Retype the material below. Keep every word exactly as it is.

** BEGIN EXTRACTED MATERIAL **

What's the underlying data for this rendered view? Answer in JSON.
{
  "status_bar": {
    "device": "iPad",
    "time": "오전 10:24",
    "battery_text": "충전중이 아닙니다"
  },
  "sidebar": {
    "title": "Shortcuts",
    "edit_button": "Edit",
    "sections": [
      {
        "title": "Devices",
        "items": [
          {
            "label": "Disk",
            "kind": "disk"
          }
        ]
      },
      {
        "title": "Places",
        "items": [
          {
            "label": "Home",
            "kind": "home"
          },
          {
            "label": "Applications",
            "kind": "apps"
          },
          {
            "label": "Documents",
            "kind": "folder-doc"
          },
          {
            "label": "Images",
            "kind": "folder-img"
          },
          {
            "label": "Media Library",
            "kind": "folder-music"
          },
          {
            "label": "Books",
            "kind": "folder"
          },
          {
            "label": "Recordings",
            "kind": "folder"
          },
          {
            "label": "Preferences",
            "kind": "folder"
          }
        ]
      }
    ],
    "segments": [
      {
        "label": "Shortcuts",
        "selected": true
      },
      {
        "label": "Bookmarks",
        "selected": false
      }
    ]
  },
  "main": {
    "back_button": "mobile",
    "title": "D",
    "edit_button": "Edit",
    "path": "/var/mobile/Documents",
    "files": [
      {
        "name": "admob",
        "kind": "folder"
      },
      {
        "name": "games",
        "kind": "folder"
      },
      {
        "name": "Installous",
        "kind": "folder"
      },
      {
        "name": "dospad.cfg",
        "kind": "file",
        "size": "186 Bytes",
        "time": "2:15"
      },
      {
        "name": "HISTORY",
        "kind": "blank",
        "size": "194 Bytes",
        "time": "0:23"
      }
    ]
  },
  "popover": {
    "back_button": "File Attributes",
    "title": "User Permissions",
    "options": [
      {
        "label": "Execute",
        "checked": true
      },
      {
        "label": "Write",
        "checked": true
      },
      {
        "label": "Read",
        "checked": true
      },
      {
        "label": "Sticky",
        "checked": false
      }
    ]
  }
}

** END EXTRACTED MATERIAL **

OUTPUT OF THE EXERCISE:
What's the underlying data for this rendered view? Answer in JSON.
{
  "status_bar": {
    "device": "iPad",
    "time": "오전 10:24",
    "battery_text": "충전중이 아닙니다"
  },
  "sidebar": {
    "title": "Shortcuts",
    "edit_button": "Edit",
    "sections": [
      {
        "title": "Devices",
        "items": [
          {
            "label": "Disk",
            "kind": "disk"
          }
        ]
      },
      {
        "title": "Places",
        "items": [
          {
            "label": "Home",
            "kind": "home"
          },
          {
            "label": "Applications",
            "kind": "apps"
          },
          {
            "label": "Documents",
            "kind": "folder-doc"
          },
          {
            "label": "Images",
            "kind": "folder-img"
          },
          {
            "label": "Media Library",
            "kind": "folder-music"
          },
          {
            "label": "Books",
            "kind": "folder"
          },
          {
            "label": "Recordings",
            "kind": "folder"
          },
          {
            "label": "Preferences",
            "kind": "folder"
          }
        ]
      }
    ],
    "segments": [
      {
        "label": "Shortcuts",
        "selected": true
      },
      {
        "label": "Bookmarks",
        "selected": false
      }
    ]
  },
  "main": {
    "back_button": "mobile",
    "title": "D",
    "edit_button": "Edit",
    "path": "/var/mobile/Documents",
    "files": [
      {
        "name": "admob",
        "kind": "folder"
      },
      {
        "name": "games",
        "kind": "folder"
      },
      {
        "name": "Installous",
        "kind": "folder"
      },
      {
        "name": "dospad.cfg",
        "kind": "file",
        "size": "186 Bytes",
        "time": "2:15"
      },
      {
        "name": "HISTORY",
        "kind": "blank",
        "size": "194 Bytes",
        "time": "0:23"
      }
    ]
  },
  "popover": {
    "back_button": "File Attributes",
    "title": "User Permissions",
    "options": [
      {
        "label": "Execute",
        "checked": true
      },
      {
        "label": "Write",
        "checked": true
      },
      {
        "label": "Read",
        "checked": true
      },
      {
        "label": "Sticky",
        "checked": false
      }
    ]
  }
}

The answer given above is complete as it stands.